Copy every line, leaving nothing out and adding nothing.

═══ PROVIDED MATERIAL ═══

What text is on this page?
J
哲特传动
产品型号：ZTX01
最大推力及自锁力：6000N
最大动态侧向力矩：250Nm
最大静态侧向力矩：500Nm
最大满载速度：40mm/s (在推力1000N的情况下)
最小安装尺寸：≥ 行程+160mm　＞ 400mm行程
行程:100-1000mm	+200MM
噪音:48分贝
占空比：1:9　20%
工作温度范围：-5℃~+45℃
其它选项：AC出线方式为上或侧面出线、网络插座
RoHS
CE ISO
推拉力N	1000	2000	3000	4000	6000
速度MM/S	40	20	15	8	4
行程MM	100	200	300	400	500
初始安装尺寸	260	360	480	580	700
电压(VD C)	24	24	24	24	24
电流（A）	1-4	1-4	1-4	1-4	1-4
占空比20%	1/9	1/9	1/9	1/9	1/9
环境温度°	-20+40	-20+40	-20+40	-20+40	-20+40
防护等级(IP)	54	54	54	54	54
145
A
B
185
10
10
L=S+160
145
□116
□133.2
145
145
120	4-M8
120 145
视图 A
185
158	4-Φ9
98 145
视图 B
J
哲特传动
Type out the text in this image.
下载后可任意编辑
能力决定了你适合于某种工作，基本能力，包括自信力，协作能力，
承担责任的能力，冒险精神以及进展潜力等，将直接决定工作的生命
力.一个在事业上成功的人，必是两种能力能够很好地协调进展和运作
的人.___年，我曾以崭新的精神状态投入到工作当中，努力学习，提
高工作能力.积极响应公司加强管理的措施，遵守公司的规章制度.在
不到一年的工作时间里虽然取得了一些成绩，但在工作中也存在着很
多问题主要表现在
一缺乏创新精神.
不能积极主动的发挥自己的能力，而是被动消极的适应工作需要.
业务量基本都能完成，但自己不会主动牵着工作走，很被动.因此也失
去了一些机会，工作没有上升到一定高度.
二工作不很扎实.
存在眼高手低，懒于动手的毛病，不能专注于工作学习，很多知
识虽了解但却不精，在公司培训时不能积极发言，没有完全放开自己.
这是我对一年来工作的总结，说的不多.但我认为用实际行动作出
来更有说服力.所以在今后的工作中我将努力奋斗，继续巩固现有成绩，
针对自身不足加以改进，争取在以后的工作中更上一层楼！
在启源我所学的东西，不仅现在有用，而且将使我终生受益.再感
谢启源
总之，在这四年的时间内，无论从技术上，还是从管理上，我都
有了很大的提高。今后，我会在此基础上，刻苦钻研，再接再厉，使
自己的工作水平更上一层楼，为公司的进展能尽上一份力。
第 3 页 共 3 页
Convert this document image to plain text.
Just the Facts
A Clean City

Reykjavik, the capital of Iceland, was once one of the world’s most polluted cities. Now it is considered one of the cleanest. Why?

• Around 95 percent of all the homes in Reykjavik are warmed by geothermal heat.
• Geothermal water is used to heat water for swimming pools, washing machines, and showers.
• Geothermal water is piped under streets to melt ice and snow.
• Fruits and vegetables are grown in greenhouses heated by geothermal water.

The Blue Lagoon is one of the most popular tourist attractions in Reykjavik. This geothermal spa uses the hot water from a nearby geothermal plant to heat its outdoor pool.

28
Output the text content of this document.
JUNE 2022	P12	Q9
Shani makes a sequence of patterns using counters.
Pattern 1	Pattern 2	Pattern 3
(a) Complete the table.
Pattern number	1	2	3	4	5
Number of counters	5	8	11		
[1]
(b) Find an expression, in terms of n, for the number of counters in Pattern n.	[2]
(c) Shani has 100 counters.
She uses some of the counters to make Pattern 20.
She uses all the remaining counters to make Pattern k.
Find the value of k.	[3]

═══

OUTPUT OF THE EXERCISE —
What text is on this page?
J
哲特传动
产品型号：ZTX01
最大推力及自锁力：6000N
最大动态侧向力矩：250Nm
最大静态侧向力矩：500Nm
最大满载速度：40mm/s (在推力1000N的情况下)
最小安装尺寸：≥ 行程+160mm　＞ 400mm行程
行程:100-1000mm	+200MM
噪音:48分贝
占空比：1:9　20%
工作温度范围：-5℃~+45℃
其它选项：AC出线方式为上或侧面出线、网络插座
RoHS
CE ISO
推拉力N	1000	2000	3000	4000	6000
速度MM/S	40	20	15	8	4
行程MM	100	200	300	400	500
初始安装尺寸	260	360	480	580	700
电压(VD C)	24	24	24	24	24
电流（A）	1-4	1-4	1-4	1-4	1-4
占空比20%	1/9	1/9	1/9	1/9	1/9
环境温度°	-20+40	-20+40	-20+40	-20+40	-20+40
防护等级(IP)	54	54	54	54	54
145
A
B
185
10
10
L=S+160
145
□116
□133.2
145
145
120	4-M8
120 145
视图 A
185
158	4-Φ9
98 145
视图 B
J
哲特传动
Type out the text in this image.
下载后可任意编辑
能力决定了你适合于某种工作，基本能力，包括自信力，协作能力，
承担责任的能力，冒险精神以及进展潜力等，将直接决定工作的生命
力.一个在事业上成功的人，必是两种能力能够很好地协调进展和运作
的人.___年，我曾以崭新的精神状态投入到工作当中，努力学习，提
高工作能力.积极响应公司加强管理的措施，遵守公司的规章制度.在
不到一年的工作时间里虽然取得了一些成绩，但在工作中也存在着很
多问题主要表现在
一缺乏创新精神.
不能积极主动的发挥自己的能力，而是被动消极的适应工作需要.
业务量基本都能完成，但自己不会主动牵着工作走，很被动.因此也失
去了一些机会，工作没有上升到一定高度.
二工作不很扎实.
存在眼高手低，懒于动手的毛病，不能专注于工作学习，很多知
识虽了解但却不精，在公司培训时不能积极发言，没有完全放开自己.
这是我对一年来工作的总结，说的不多.但我认为用实际行动作出
来更有说服力.所以在今后的工作中我将努力奋斗，继续巩固现有成绩，
针对自身不足加以改进，争取在以后的工作中更上一层楼！
在启源我所学的东西，不仅现在有用，而且将使我终生受益.再感
谢启源
总之，在这四年的时间内，无论从技术上，还是从管理上，我都
有了很大的提高。今后，我会在此基础上，刻苦钻研，再接再厉，使
自己的工作水平更上一层楼，为公司的进展能尽上一份力。
第 3 页 共 3 页
Convert this document image to plain text.
Just the Facts
A Clean City

Reykjavik, the capital of Iceland, was once one of the world’s most polluted cities. Now it is considered one of the cleanest. Why?

• Around 95 percent of all the homes in Reykjavik are warmed by geothermal heat.
• Geothermal water is used to heat water for swimming pools, washing machines, and showers.
• Geothermal water is piped under streets to melt ice and snow.
• Fruits and vegetables are grown in greenhouses heated by geothermal water.

The Blue Lagoon is one of the most popular tourist attractions in Reykjavik. This geothermal spa uses the hot water from a nearby geothermal plant to heat its outdoor pool.

28
Output the text content of this document.
JUNE 2022	P12	Q9
Shani makes a sequence of patterns using counters.
Pattern 1	Pattern 2	Pattern 3
(a) Complete the table.
Pattern number	1	2	3	4	5
Number of counters	5	8	11		
[1]
(b) Find an expression, in terms of n, for the number of counters in Pattern n.	[2]
(c) Shani has 100 counters.
She uses some of the counters to make Pattern 20.
She uses all the remaining counters to make Pattern k.
Find the value of k.	[3]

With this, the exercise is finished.